**Data shown**
— begin —

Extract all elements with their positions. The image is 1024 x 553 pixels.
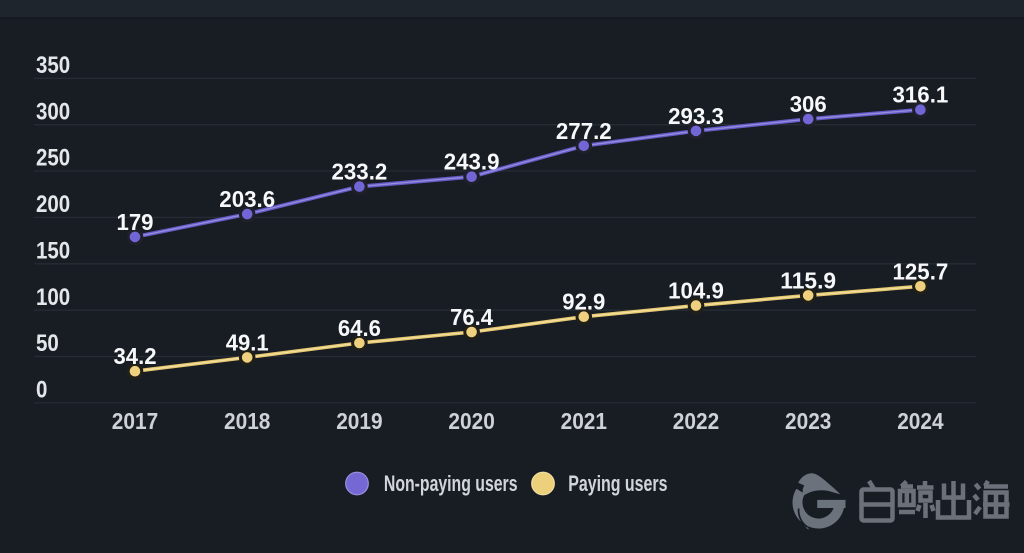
svg-text:2017: 2017 xyxy=(112,408,158,434)
svg-text:2023: 2023 xyxy=(785,408,831,434)
svg-text:2021: 2021 xyxy=(561,408,608,434)
svg-text:0: 0 xyxy=(36,377,47,404)
svg-text:316.1: 316.1 xyxy=(893,82,949,108)
svg-text:2020: 2020 xyxy=(448,408,494,434)
svg-text:2019: 2019 xyxy=(336,408,382,434)
svg-text:76.4: 76.4 xyxy=(450,304,493,330)
svg-text:150: 150 xyxy=(36,238,70,265)
svg-text:306: 306 xyxy=(790,91,827,117)
svg-text:200: 200 xyxy=(36,191,70,218)
svg-text:300: 300 xyxy=(36,98,70,125)
svg-text:277.2: 277.2 xyxy=(556,118,612,144)
svg-text:92.9: 92.9 xyxy=(562,289,605,315)
svg-text:2022: 2022 xyxy=(673,408,719,434)
svg-text:2018: 2018 xyxy=(224,408,271,434)
svg-text:115.9: 115.9 xyxy=(780,267,836,293)
svg-text:203.6: 203.6 xyxy=(219,186,275,212)
svg-text:350: 350 xyxy=(36,52,70,79)
svg-text:100: 100 xyxy=(36,284,70,311)
svg-text:49.1: 49.1 xyxy=(226,329,269,355)
svg-text:2024: 2024 xyxy=(897,408,944,434)
svg-text:Paying users: Paying users xyxy=(568,471,667,496)
svg-text:50: 50 xyxy=(36,330,59,357)
svg-text:250: 250 xyxy=(36,145,70,172)
svg-text:34.2: 34.2 xyxy=(114,343,157,369)
svg-text:243.9: 243.9 xyxy=(444,149,500,175)
svg-text:Non-paying users: Non-paying users xyxy=(384,471,518,496)
svg-text:104.9: 104.9 xyxy=(668,278,724,304)
svg-text:179: 179 xyxy=(117,209,154,235)
svg-text:125.7: 125.7 xyxy=(893,258,949,284)
svg-text:233.2: 233.2 xyxy=(332,159,388,185)
svg-text:64.6: 64.6 xyxy=(338,315,381,341)
svg-text:293.3: 293.3 xyxy=(668,103,724,129)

— end —

**Directions for this task**
Rewrite all of the entries above with "Non-paying users" changed to "Free users" and everything else kept the same. Leave the pictures out of your answer.

**Result for this task**
Extract all elements with their positions. The image is 1024 x 553 pixels.
svg-text:2017: 2017 xyxy=(112,408,158,434)
svg-text:2023: 2023 xyxy=(785,408,831,434)
svg-text:2021: 2021 xyxy=(561,408,608,434)
svg-text:0: 0 xyxy=(36,377,47,404)
svg-text:316.1: 316.1 xyxy=(893,82,949,108)
svg-text:2020: 2020 xyxy=(448,408,494,434)
svg-text:2019: 2019 xyxy=(336,408,382,434)
svg-text:76.4: 76.4 xyxy=(450,304,493,330)
svg-text:150: 150 xyxy=(36,238,70,265)
svg-text:306: 306 xyxy=(790,91,827,117)
svg-text:200: 200 xyxy=(36,191,70,218)
svg-text:300: 300 xyxy=(36,98,70,125)
svg-text:277.2: 277.2 xyxy=(556,118,612,144)
svg-text:92.9: 92.9 xyxy=(562,289,605,315)
svg-text:2022: 2022 xyxy=(673,408,719,434)
svg-text:2018: 2018 xyxy=(224,408,271,434)
svg-text:115.9: 115.9 xyxy=(780,267,836,293)
svg-text:203.6: 203.6 xyxy=(219,186,275,212)
svg-text:350: 350 xyxy=(36,52,70,79)
svg-text:100: 100 xyxy=(36,284,70,311)
svg-text:49.1: 49.1 xyxy=(226,329,269,355)
svg-text:2024: 2024 xyxy=(897,408,944,434)
svg-text:Paying users: Paying users xyxy=(568,471,667,496)
svg-text:50: 50 xyxy=(36,330,59,357)
svg-text:250: 250 xyxy=(36,145,70,172)
svg-text:34.2: 34.2 xyxy=(114,343,157,369)
svg-text:243.9: 243.9 xyxy=(444,149,500,175)
svg-text:Free users: Free users xyxy=(384,471,518,496)
svg-text:104.9: 104.9 xyxy=(668,278,724,304)
svg-text:179: 179 xyxy=(117,209,154,235)
svg-text:125.7: 125.7 xyxy=(893,258,949,284)
svg-text:233.2: 233.2 xyxy=(332,159,388,185)
svg-text:64.6: 64.6 xyxy=(338,315,381,341)
svg-text:293.3: 293.3 xyxy=(668,103,724,129)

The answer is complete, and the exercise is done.